What to produce:
Write out all of the data without omission, exactly as shown.
** start Dataset rows **
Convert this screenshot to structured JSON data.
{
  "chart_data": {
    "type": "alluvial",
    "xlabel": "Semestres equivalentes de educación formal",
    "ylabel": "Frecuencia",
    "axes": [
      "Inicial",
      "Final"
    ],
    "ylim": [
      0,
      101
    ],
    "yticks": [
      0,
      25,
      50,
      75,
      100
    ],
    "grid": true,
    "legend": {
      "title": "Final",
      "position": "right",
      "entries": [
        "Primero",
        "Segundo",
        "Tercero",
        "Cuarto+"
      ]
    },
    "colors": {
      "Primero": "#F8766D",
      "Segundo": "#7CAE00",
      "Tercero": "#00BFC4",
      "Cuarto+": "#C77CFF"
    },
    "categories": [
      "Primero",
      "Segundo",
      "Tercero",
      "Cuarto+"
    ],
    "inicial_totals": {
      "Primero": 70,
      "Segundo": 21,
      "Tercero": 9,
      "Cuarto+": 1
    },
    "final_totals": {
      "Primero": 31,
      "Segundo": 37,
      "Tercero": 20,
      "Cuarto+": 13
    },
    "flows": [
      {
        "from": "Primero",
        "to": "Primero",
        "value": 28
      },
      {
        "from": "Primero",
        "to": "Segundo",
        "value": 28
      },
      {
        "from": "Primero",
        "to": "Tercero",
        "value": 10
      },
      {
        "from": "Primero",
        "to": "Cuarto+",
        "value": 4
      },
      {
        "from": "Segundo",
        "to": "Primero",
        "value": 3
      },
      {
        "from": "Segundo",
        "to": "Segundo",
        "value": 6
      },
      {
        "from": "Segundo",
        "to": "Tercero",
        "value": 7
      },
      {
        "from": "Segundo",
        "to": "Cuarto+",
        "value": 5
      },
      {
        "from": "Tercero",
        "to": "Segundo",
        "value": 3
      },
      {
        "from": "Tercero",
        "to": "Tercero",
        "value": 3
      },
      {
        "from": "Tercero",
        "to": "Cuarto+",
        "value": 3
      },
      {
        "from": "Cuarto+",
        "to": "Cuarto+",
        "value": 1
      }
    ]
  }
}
** end Dataset rows **
Answer to this task:
Convert this screenshot to structured JSON data.
{
  "chart_data": {
    "type": "alluvial",
    "xlabel": "Semestres equivalentes de educación formal",
    "ylabel": "Frecuencia",
    "axes": [
      "Inicial",
      "Final"
    ],
    "ylim": [
      0,
      101
    ],
    "yticks": [
      0,
      25,
      50,
      75,
      100
    ],
    "grid": true,
    "legend": {
      "title": "Final",
      "position": "right",
      "entries": [
        "Primero",
        "Segundo",
        "Tercero",
        "Cuarto+"
      ]
    },
    "colors": {
      "Primero": "#F8766D",
      "Segundo": "#7CAE00",
      "Tercero": "#00BFC4",
      "Cuarto+": "#C77CFF"
    },
    "categories": [
      "Primero",
      "Segundo",
      "Tercero",
      "Cuarto+"
    ],
    "inicial_totals": {
      "Primero": 70,
      "Segundo": 21,
      "Tercero": 9,
      "Cuarto+": 1
    },
    "final_totals": {
      "Primero": 31,
      "Segundo": 37,
      "Tercero": 20,
      "Cuarto+": 13
    },
    "flows": [
      {
        "from": "Primero",
        "to": "Primero",
        "value": 28
      },
      {
        "from": "Primero",
        "to": "Segundo",
        "value": 28
      },
      {
        "from": "Primero",
        "to": "Tercero",
        "value": 10
      },
      {
        "from": "Primero",
        "to": "Cuarto+",
        "value": 4
      },
      {
        "from": "Segundo",
        "to": "Primero",
        "value": 3
      },
      {
        "from": "Segundo",
        "to": "Segundo",
        "value": 6
      },
      {
        "from": "Segundo",
        "to": "Tercero",
        "value": 7
      },
      {
        "from": "Segundo",
        "to": "Cuarto+",
        "value": 5
      },
      {
        "from": "Tercero",
        "to": "Segundo",
        "value": 3
      },
      {
        "from": "Tercero",
        "to": "Tercero",
        "value": 3
      },
      {
        "from": "Tercero",
        "to": "Cuarto+",
        "value": 3
      },
      {
        "from": "Cuarto+",
        "to": "Cuarto+",
        "value": 1
      }
    ]
  }
}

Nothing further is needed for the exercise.